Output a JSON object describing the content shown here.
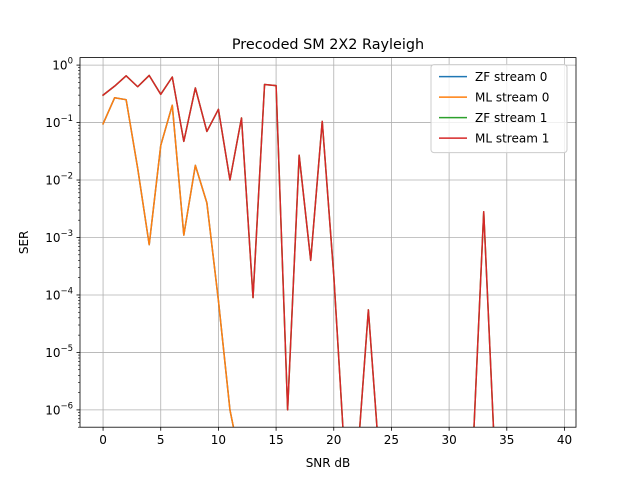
{
  "chart_data": {
    "type": "line",
    "title": "Precoded SM 2X2 Rayleigh",
    "xlabel": "SNR dB",
    "ylabel": "SER",
    "xlim": [
      -2,
      41
    ],
    "ylim": [
      5e-07,
      1.35
    ],
    "yscale": "log",
    "grid": true,
    "legend_position": "top-right",
    "xticks": [
      0,
      5,
      10,
      15,
      20,
      25,
      30,
      35,
      40
    ],
    "xtick_labels": [
      "0",
      "5",
      "10",
      "15",
      "20",
      "25",
      "30",
      "35",
      "40"
    ],
    "yticks": [
      1e-06,
      1e-05,
      0.0001,
      0.001,
      0.01,
      0.1,
      1
    ],
    "ytick_labels": [
      {
        "base": "10",
        "exp": "−6"
      },
      {
        "base": "10",
        "exp": "−5"
      },
      {
        "base": "10",
        "exp": "−4"
      },
      {
        "base": "10",
        "exp": "−3"
      },
      {
        "base": "10",
        "exp": "−2"
      },
      {
        "base": "10",
        "exp": "−1"
      },
      {
        "base": "10",
        "exp": "0"
      }
    ],
    "series": [
      {
        "name": "ZF stream 0",
        "color": "#1f77b4",
        "x": [
          0,
          1,
          2,
          3,
          4,
          5,
          6,
          7,
          8,
          9,
          10,
          11,
          12
        ],
        "y": [
          0.095,
          0.27,
          0.25,
          0.016,
          0.00075,
          0.04,
          0.2,
          0.0011,
          0.018,
          0.004,
          8e-05,
          1e-06,
          0
        ]
      },
      {
        "name": "ML stream 0",
        "color": "#ff7f0e",
        "x": [
          0,
          1,
          2,
          3,
          4,
          5,
          6,
          7,
          8,
          9,
          10,
          11,
          12
        ],
        "y": [
          0.095,
          0.27,
          0.25,
          0.016,
          0.00075,
          0.04,
          0.2,
          0.0011,
          0.018,
          0.004,
          8e-05,
          1e-06,
          0
        ]
      },
      {
        "name": "ZF stream 1",
        "color": "#2ca02c",
        "x": [
          0,
          1,
          2,
          3,
          4,
          5,
          6,
          7,
          8,
          9,
          10,
          11,
          12,
          13,
          14,
          15,
          16,
          17,
          18,
          19,
          20,
          21,
          22,
          23,
          24,
          32,
          33,
          34
        ],
        "y": [
          0.3,
          0.43,
          0.65,
          0.42,
          0.66,
          0.31,
          0.62,
          0.047,
          0.4,
          0.07,
          0.17,
          0.01,
          0.12,
          9e-05,
          0.46,
          0.44,
          1e-06,
          0.027,
          0.0004,
          0.105,
          0.00022,
          0,
          0,
          5.5e-05,
          0,
          0,
          0.0028,
          0
        ]
      },
      {
        "name": "ML stream 1",
        "color": "#d62728",
        "x": [
          0,
          1,
          2,
          3,
          4,
          5,
          6,
          7,
          8,
          9,
          10,
          11,
          12,
          13,
          14,
          15,
          16,
          17,
          18,
          19,
          20,
          21,
          22,
          23,
          24,
          32,
          33,
          34
        ],
        "y": [
          0.3,
          0.43,
          0.65,
          0.42,
          0.66,
          0.31,
          0.62,
          0.047,
          0.4,
          0.07,
          0.17,
          0.01,
          0.12,
          9e-05,
          0.46,
          0.44,
          1e-06,
          0.027,
          0.0004,
          0.105,
          0.00022,
          0,
          0,
          5.5e-05,
          0,
          0,
          0.0028,
          0
        ]
      }
    ]
  }
}
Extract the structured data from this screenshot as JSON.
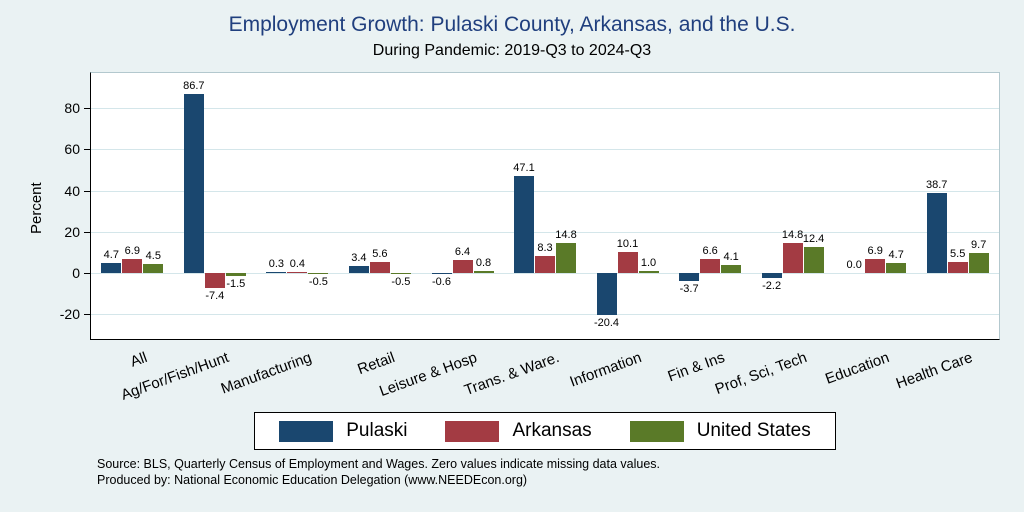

========

* **What the task requires**:
Take every line from the data that contains the word "name".

* **Result for this task**:
        "name": "ZF stream 0",
        "name": "ML stream 0",
        "name": "ZF stream 1",
        "name": "ML stream 1",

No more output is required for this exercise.